Search the records below for the word "vorgegebenes". Pull out each line that has it.

Available data:
^^^^^^^^^^^^^^^^

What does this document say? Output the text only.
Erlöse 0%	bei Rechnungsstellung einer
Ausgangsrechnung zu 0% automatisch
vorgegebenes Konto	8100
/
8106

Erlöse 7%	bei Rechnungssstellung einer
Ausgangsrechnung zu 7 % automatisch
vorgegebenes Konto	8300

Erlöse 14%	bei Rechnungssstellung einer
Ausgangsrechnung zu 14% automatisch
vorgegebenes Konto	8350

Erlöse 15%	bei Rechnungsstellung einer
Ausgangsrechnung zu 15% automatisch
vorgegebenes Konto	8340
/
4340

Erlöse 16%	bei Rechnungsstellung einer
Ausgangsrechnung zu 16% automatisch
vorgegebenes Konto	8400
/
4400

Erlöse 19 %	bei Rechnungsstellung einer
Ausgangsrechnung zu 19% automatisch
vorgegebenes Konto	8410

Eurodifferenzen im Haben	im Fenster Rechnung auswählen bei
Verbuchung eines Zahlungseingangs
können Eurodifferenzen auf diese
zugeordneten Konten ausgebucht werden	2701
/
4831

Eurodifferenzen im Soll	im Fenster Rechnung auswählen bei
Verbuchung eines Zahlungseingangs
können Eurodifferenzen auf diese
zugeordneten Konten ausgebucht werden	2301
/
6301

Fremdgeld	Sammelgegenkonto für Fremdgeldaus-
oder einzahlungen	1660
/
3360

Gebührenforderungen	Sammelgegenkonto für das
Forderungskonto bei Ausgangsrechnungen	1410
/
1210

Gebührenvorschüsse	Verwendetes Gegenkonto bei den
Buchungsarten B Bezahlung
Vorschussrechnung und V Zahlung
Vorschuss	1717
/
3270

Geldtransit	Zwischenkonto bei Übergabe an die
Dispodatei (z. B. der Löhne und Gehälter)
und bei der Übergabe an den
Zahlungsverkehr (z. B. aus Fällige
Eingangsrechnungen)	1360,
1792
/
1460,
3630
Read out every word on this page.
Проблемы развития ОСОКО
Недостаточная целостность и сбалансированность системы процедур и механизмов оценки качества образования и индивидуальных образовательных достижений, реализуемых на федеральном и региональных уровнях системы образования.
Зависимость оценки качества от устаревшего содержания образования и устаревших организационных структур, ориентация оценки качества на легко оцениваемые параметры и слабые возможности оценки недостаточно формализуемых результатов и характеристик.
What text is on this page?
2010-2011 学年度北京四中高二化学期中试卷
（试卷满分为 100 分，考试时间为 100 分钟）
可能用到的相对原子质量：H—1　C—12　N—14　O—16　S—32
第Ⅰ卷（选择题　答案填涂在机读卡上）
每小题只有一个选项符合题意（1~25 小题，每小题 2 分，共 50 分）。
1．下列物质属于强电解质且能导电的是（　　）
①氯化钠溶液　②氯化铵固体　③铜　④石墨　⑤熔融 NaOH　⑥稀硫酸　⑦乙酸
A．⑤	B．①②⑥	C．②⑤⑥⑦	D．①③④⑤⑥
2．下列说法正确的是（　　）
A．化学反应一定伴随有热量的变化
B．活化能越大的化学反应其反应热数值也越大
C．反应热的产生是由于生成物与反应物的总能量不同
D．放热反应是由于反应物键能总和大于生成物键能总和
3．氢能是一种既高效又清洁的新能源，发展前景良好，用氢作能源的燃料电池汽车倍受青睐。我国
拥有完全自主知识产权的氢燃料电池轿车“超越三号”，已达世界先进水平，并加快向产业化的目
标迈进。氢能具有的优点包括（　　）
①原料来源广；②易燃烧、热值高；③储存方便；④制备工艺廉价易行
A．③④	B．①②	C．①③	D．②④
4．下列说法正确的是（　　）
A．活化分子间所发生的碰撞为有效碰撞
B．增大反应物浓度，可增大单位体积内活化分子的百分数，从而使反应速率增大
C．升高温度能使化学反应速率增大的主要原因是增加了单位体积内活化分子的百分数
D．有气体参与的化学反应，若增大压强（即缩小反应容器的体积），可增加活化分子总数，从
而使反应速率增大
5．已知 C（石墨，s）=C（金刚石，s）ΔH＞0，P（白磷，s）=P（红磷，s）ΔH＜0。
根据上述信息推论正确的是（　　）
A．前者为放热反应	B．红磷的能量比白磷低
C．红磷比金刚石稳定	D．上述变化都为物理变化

^^^^^^^^^^^^^^^^

Exercise result:
vorgegebenes Konto	8100
vorgegebenes Konto	8300
vorgegebenes Konto	8350
vorgegebenes Konto	8340
vorgegebenes Konto	8400
vorgegebenes Konto	8410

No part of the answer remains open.